> Provided records
■ ■ ■ ■
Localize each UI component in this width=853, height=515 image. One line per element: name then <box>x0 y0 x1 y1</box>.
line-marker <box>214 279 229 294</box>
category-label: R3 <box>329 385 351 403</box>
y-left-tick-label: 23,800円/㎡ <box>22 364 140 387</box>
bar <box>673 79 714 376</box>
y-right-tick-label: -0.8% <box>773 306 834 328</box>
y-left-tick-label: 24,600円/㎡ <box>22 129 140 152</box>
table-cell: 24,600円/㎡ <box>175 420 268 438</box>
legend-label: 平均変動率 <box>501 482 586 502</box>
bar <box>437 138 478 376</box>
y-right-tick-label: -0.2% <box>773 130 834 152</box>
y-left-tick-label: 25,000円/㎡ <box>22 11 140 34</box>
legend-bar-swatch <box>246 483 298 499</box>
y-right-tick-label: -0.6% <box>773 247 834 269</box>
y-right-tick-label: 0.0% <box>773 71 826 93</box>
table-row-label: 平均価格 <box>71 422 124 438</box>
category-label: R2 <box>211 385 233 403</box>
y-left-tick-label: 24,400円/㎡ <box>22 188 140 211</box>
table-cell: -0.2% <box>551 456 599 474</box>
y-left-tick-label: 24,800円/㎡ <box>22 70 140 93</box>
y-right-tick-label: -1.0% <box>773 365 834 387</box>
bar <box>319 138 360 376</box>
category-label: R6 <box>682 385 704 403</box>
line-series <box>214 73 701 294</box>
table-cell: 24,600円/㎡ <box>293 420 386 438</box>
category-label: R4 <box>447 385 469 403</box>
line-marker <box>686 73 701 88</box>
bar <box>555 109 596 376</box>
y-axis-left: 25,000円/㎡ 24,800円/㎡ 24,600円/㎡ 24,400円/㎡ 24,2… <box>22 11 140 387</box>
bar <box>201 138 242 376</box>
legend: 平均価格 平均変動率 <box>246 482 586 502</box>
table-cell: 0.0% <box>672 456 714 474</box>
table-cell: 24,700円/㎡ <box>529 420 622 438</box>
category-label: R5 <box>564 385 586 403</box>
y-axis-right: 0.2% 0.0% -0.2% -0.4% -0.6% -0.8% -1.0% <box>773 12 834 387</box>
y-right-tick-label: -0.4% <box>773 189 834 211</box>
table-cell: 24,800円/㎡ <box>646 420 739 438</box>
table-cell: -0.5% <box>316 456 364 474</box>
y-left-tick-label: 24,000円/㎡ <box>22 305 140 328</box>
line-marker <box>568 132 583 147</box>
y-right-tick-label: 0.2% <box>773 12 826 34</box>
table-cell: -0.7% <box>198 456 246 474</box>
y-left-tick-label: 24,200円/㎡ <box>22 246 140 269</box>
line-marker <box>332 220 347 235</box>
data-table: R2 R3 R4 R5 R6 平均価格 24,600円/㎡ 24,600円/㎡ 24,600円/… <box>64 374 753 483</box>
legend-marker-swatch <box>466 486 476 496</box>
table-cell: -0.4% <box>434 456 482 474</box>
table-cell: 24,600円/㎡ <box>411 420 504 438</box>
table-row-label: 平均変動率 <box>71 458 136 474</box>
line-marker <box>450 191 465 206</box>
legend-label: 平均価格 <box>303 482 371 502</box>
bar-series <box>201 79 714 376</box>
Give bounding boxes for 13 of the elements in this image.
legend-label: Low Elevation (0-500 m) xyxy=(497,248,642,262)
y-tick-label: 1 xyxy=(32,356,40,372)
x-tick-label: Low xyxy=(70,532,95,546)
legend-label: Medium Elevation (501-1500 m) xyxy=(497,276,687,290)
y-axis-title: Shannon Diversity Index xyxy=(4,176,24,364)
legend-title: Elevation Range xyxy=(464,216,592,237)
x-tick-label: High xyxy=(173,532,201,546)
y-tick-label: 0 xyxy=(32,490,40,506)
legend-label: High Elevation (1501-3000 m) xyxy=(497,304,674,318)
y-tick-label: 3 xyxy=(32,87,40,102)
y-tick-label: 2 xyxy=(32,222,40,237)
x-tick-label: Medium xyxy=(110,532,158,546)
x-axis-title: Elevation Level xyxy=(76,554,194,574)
■ ■ ■ ■
> Goal
Present the listing above as a numbered list, starting with its first line and going on through the line containing "line-marker <box>332 220 347 235</box>", with both of those lines included and any blank lines omitted.

> Answer
1. Localize each UI component in this width=853, height=515 image. One line per element: name then <box>x0 y0 x1 y1</box>.
2. line-marker <box>214 279 229 294</box>
3. category-label: R3 <box>329 385 351 403</box>
4. y-left-tick-label: 23,800円/㎡ <box>22 364 140 387</box>
5. bar <box>673 79 714 376</box>
6. y-right-tick-label: -0.8% <box>773 306 834 328</box>
7. y-left-tick-label: 24,600円/㎡ <box>22 129 140 152</box>
8. table-cell: 24,600円/㎡ <box>175 420 268 438</box>
9. legend-label: 平均変動率 <box>501 482 586 502</box>
10. bar <box>437 138 478 376</box>
11. y-right-tick-label: -0.2% <box>773 130 834 152</box>
12. y-left-tick-label: 25,000円/㎡ <box>22 11 140 34</box>
13. legend-bar-swatch <box>246 483 298 499</box>
14. y-right-tick-label: -0.6% <box>773 247 834 269</box>
15. y-right-tick-label: 0.0% <box>773 71 826 93</box>
16. table-row-label: 平均価格 <box>71 422 124 438</box>
17. category-label: R2 <box>211 385 233 403</box>
18. y-left-tick-label: 24,400円/㎡ <box>22 188 140 211</box>
19. table-cell: -0.2% <box>551 456 599 474</box>
20. y-left-tick-label: 24,800円/㎡ <box>22 70 140 93</box>
21. y-right-tick-label: -1.0% <box>773 365 834 387</box>
22. bar <box>319 138 360 376</box>
23. category-label: R6 <box>682 385 704 403</box>
24. line-series <box>214 73 701 294</box>
25. table-cell: 24,600円/㎡ <box>293 420 386 438</box>
26. category-label: R4 <box>447 385 469 403</box>
27. line-marker <box>686 73 701 88</box>
28. bar <box>555 109 596 376</box>
29. y-axis-left: 25,000円/㎡ 24,800円/㎡ 24,600円/㎡ 24,400円/㎡ 24,2… <box>22 11 140 387</box>
30. bar <box>201 138 242 376</box>
31. legend: 平均価格 平均変動率 <box>246 482 586 502</box>
32. table-cell: 0.0% <box>672 456 714 474</box>
33. table-cell: 24,700円/㎡ <box>529 420 622 438</box>
34. category-label: R5 <box>564 385 586 403</box>
35. y-axis-right: 0.2% 0.0% -0.2% -0.4% -0.6% -0.8% -1.0% <box>773 12 834 387</box>
36. y-right-tick-label: -0.4% <box>773 189 834 211</box>
37. table-cell: 24,800円/㎡ <box>646 420 739 438</box>
38. table-cell: -0.5% <box>316 456 364 474</box>
39. y-left-tick-label: 24,000円/㎡ <box>22 305 140 328</box>
40. line-marker <box>568 132 583 147</box>
41. y-right-tick-label: 0.2% <box>773 12 826 34</box>
42. table-cell: -0.7% <box>198 456 246 474</box>
43. y-left-tick-label: 24,200円/㎡ <box>22 246 140 269</box>
44. line-marker <box>332 220 347 235</box>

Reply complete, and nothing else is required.